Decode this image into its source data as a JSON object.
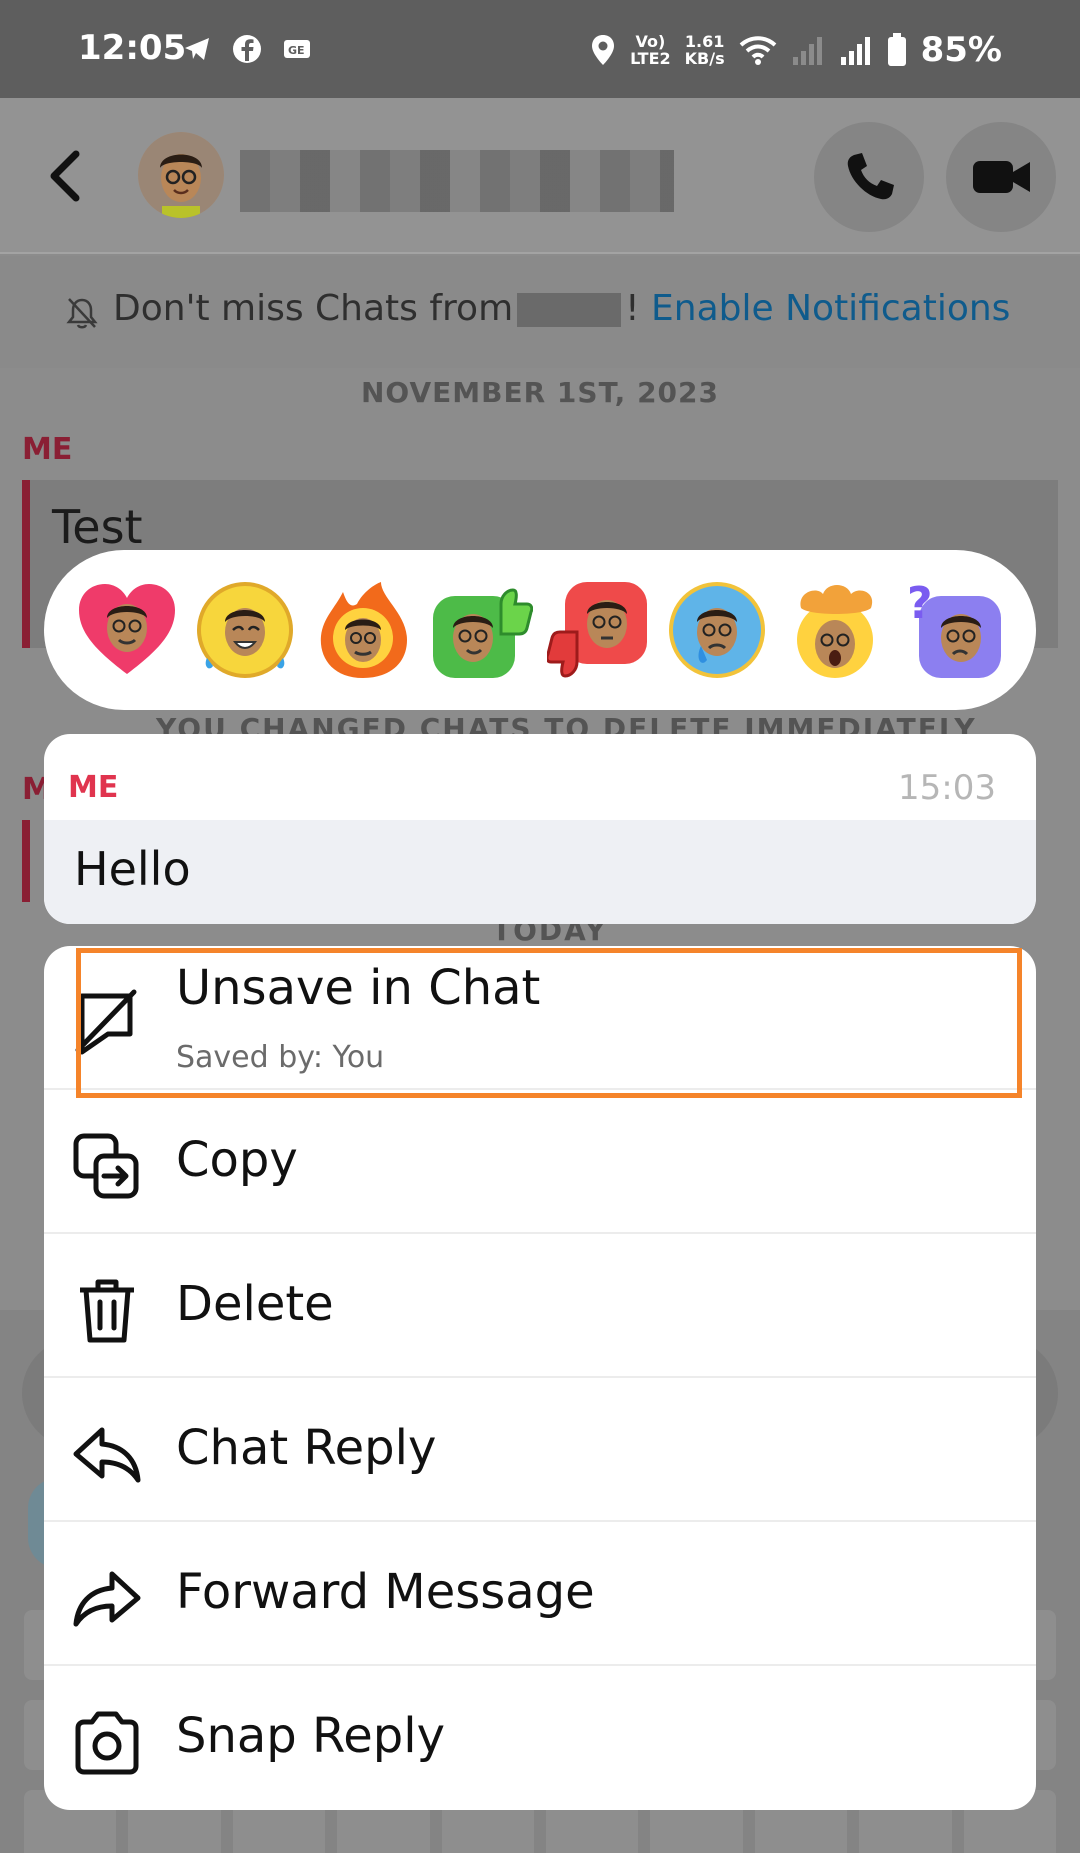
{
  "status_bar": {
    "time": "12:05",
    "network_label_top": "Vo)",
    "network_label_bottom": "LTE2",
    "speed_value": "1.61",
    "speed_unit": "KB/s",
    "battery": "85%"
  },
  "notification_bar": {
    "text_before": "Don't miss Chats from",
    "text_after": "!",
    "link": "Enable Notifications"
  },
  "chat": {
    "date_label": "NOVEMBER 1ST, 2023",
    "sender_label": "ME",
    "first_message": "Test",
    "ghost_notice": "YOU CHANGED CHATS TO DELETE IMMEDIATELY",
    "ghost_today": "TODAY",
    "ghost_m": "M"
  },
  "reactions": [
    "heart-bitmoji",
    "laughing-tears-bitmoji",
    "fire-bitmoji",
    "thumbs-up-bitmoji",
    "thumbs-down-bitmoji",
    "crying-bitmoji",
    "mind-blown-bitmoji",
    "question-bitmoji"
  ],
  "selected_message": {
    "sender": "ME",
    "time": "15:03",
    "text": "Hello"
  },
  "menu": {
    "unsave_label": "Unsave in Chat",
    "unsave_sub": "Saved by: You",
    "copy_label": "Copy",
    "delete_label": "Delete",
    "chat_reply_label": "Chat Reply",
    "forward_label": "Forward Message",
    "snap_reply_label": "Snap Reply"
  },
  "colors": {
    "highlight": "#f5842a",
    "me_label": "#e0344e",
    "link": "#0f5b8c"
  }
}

[What you have to do]
Every line of the material is to be quoted exactly, with no pictures carried over.

[Exercise output]
Decode this image into its source data as a JSON object.
{
  "status_bar": {
    "time": "12:05",
    "network_label_top": "Vo)",
    "network_label_bottom": "LTE2",
    "speed_value": "1.61",
    "speed_unit": "KB/s",
    "battery": "85%"
  },
  "notification_bar": {
    "text_before": "Don't miss Chats from",
    "text_after": "!",
    "link": "Enable Notifications"
  },
  "chat": {
    "date_label": "NOVEMBER 1ST, 2023",
    "sender_label": "ME",
    "first_message": "Test",
    "ghost_notice": "YOU CHANGED CHATS TO DELETE IMMEDIATELY",
    "ghost_today": "TODAY",
    "ghost_m": "M"
  },
  "reactions": [
    "heart-bitmoji",
    "laughing-tears-bitmoji",
    "fire-bitmoji",
    "thumbs-up-bitmoji",
    "thumbs-down-bitmoji",
    "crying-bitmoji",
    "mind-blown-bitmoji",
    "question-bitmoji"
  ],
  "selected_message": {
    "sender": "ME",
    "time": "15:03",
    "text": "Hello"
  },
  "menu": {
    "unsave_label": "Unsave in Chat",
    "unsave_sub": "Saved by: You",
    "copy_label": "Copy",
    "delete_label": "Delete",
    "chat_reply_label": "Chat Reply",
    "forward_label": "Forward Message",
    "snap_reply_label": "Snap Reply"
  },
  "colors": {
    "highlight": "#f5842a",
    "me_label": "#e0344e",
    "link": "#0f5b8c"
  }
}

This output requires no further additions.